## [Task description]
Lines that contain the string "love" are to be copied; leave out all others.

══════════════════════════════

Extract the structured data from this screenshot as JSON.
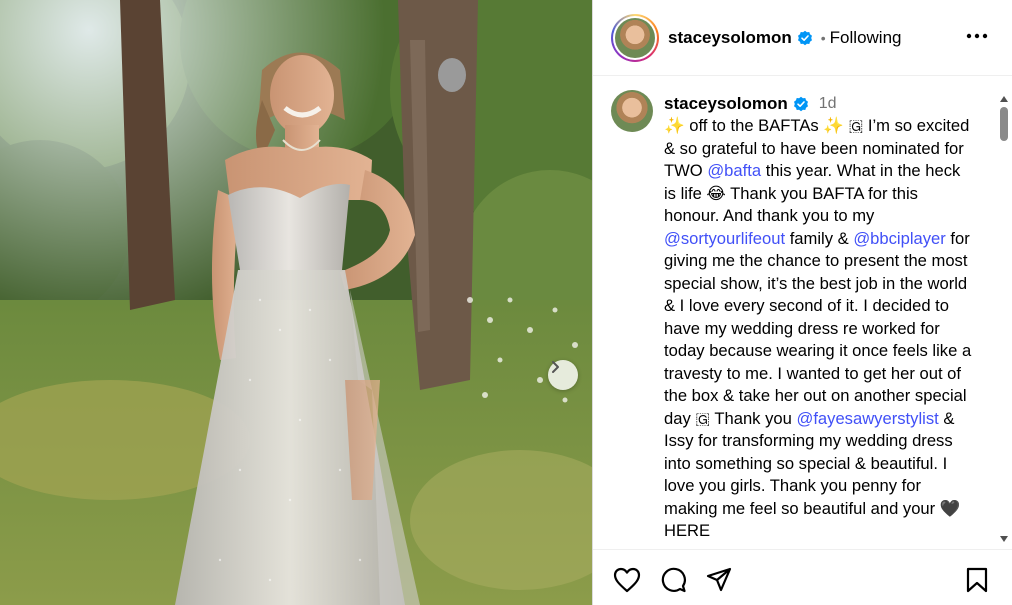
{
  "post": {
    "username": "staceysolomon",
    "following_label": "Following",
    "separator": "•",
    "time_ago": "1d"
  },
  "caption": {
    "segments": [
      {
        "text": "✨ off to the BAFTAs ✨ 🇬 I’m so excited & so grateful to have been nominated for TWO ",
        "type": "text"
      },
      {
        "text": "@bafta",
        "type": "mention"
      },
      {
        "text": " this year. What in the heck is life 😂 Thank you BAFTA for this honour. And thank you to my ",
        "type": "text"
      },
      {
        "text": "@sortyourlifeout",
        "type": "mention"
      },
      {
        "text": " family & ",
        "type": "text"
      },
      {
        "text": "@bbciplayer",
        "type": "mention"
      },
      {
        "text": " for giving me the chance to present the most special show, it’s the best job in the world & I love every second of it. I decided to have my wedding dress re worked for today because wearing it once feels like a travesty to me. I wanted to get her out of the box & take her out on another special day 🇬 Thank you ",
        "type": "text"
      },
      {
        "text": "@fayesawyerstylist",
        "type": "mention"
      },
      {
        "text": " & Issy for transforming my wedding dress into something so special & beautiful. I love you girls. Thank you penny for making me feel so beautiful and your 🖤 HERE",
        "type": "text"
      }
    ]
  },
  "colors": {
    "mention": "#4150f7",
    "verified": "#0095f6",
    "muted": "#737373"
  },
  "icons": [
    "heart-icon",
    "comment-icon",
    "share-icon",
    "bookmark-icon",
    "more-icon",
    "verified-badge-icon",
    "chevron-right-icon"
  ]
}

══════════════════════════════

## [Full solution]
        "text": " for giving me the chance to present the most special show, it’s the best job in the world & I love every second of it. I decided to have my wedding dress re worked for today because wearing it once feels like a travesty to me. I wanted to get her out of the box & take her out on another special day 🇬 Thank you ",
        "text": " & Issy for transforming my wedding dress into something so special & beautiful. I love you girls. Thank you penny for making me feel so beautiful and your 🖤 HERE",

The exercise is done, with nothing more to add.